### Exercise materials
• • • • • • •
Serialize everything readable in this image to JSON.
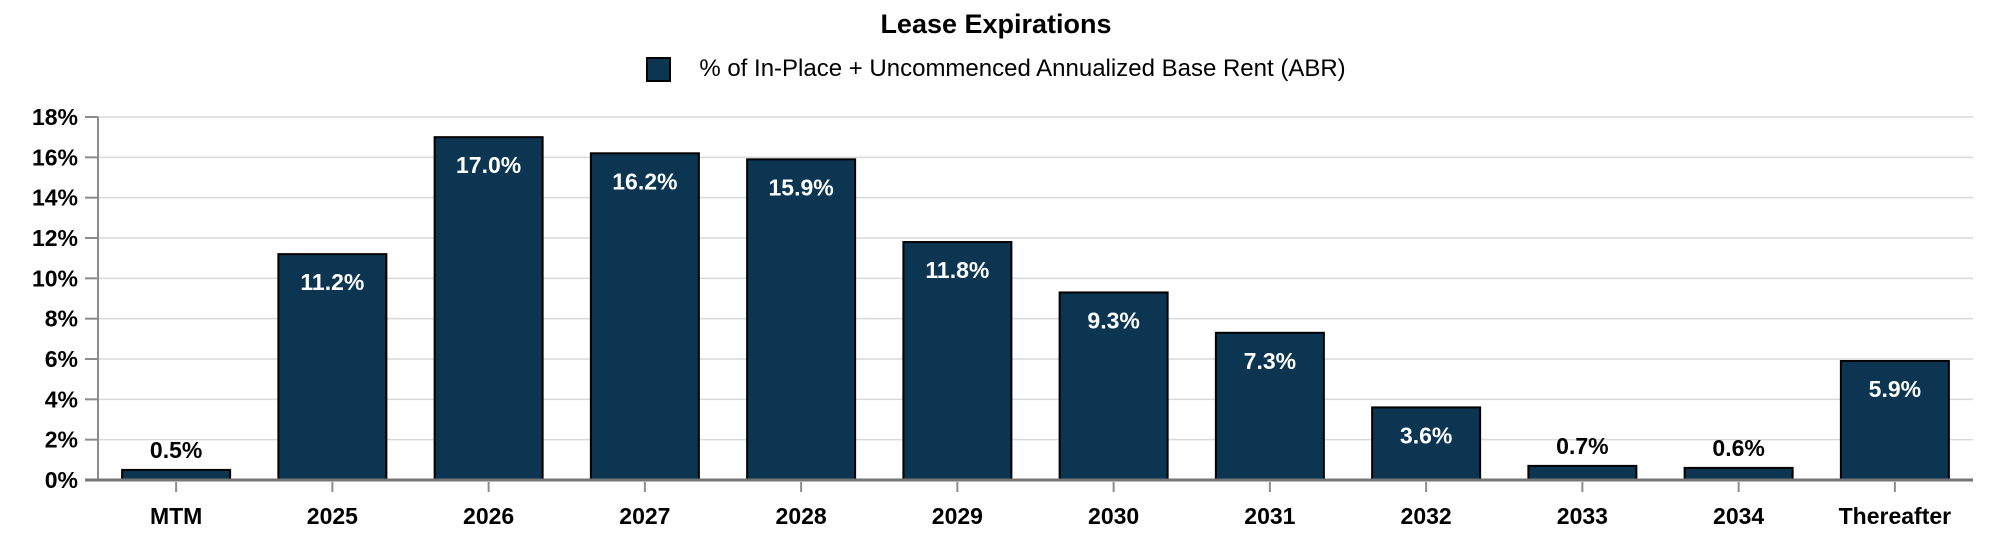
{
  "page": {
    "background": "#FFFFFF"
  },
  "chart_data": {
    "type": "bar",
    "title": "Lease Expirations",
    "legend": {
      "label": "% of In-Place + Uncommenced Annualized Base Rent (ABR)",
      "position": "top"
    },
    "categories": [
      "MTM",
      "2025",
      "2026",
      "2027",
      "2028",
      "2029",
      "2030",
      "2031",
      "2032",
      "2033",
      "2034",
      "Thereafter"
    ],
    "values": [
      0.5,
      11.2,
      17.0,
      16.2,
      15.9,
      11.8,
      9.3,
      7.3,
      3.6,
      0.7,
      0.6,
      5.9
    ],
    "value_labels": [
      "0.5%",
      "11.2%",
      "17.0%",
      "16.2%",
      "15.9%",
      "11.8%",
      "9.3%",
      "7.3%",
      "3.6%",
      "0.7%",
      "0.6%",
      "5.9%"
    ],
    "xlabel": "",
    "ylabel": "",
    "ylim": [
      0,
      18
    ],
    "yticks": {
      "values": [
        0,
        2,
        4,
        6,
        8,
        10,
        12,
        14,
        16,
        18
      ],
      "labels": [
        "0%",
        "2%",
        "4%",
        "6%",
        "8%",
        "10%",
        "12%",
        "14%",
        "16%",
        "18%"
      ]
    },
    "grid": true,
    "label_inside_threshold_pct": 2,
    "colors": {
      "bar_fill": "#0B3551",
      "bar_border": "#000000",
      "gridline": "#D9D9D9",
      "axis_line": "#8C8C8C",
      "baseline": "#767676",
      "tick": "#8C8C8C",
      "label_inside": "#FFFFFF",
      "label_outside": "#000000",
      "title_color": "#000000"
    }
  }
}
• • • • • • •
### Task prompt
Leave out all images, then reproduce the entries above exactly.

### Result of the task
Serialize everything readable in this image to JSON.
{
  "page": {
    "background": "#FFFFFF"
  },
  "chart_data": {
    "type": "bar",
    "title": "Lease Expirations",
    "legend": {
      "label": "% of In-Place + Uncommenced Annualized Base Rent (ABR)",
      "position": "top"
    },
    "categories": [
      "MTM",
      "2025",
      "2026",
      "2027",
      "2028",
      "2029",
      "2030",
      "2031",
      "2032",
      "2033",
      "2034",
      "Thereafter"
    ],
    "values": [
      0.5,
      11.2,
      17.0,
      16.2,
      15.9,
      11.8,
      9.3,
      7.3,
      3.6,
      0.7,
      0.6,
      5.9
    ],
    "value_labels": [
      "0.5%",
      "11.2%",
      "17.0%",
      "16.2%",
      "15.9%",
      "11.8%",
      "9.3%",
      "7.3%",
      "3.6%",
      "0.7%",
      "0.6%",
      "5.9%"
    ],
    "xlabel": "",
    "ylabel": "",
    "ylim": [
      0,
      18
    ],
    "yticks": {
      "values": [
        0,
        2,
        4,
        6,
        8,
        10,
        12,
        14,
        16,
        18
      ],
      "labels": [
        "0%",
        "2%",
        "4%",
        "6%",
        "8%",
        "10%",
        "12%",
        "14%",
        "16%",
        "18%"
      ]
    },
    "grid": true,
    "label_inside_threshold_pct": 2,
    "colors": {
      "bar_fill": "#0B3551",
      "bar_border": "#000000",
      "gridline": "#D9D9D9",
      "axis_line": "#8C8C8C",
      "baseline": "#767676",
      "tick": "#8C8C8C",
      "label_inside": "#FFFFFF",
      "label_outside": "#000000",
      "title_color": "#000000"
    }
  }
}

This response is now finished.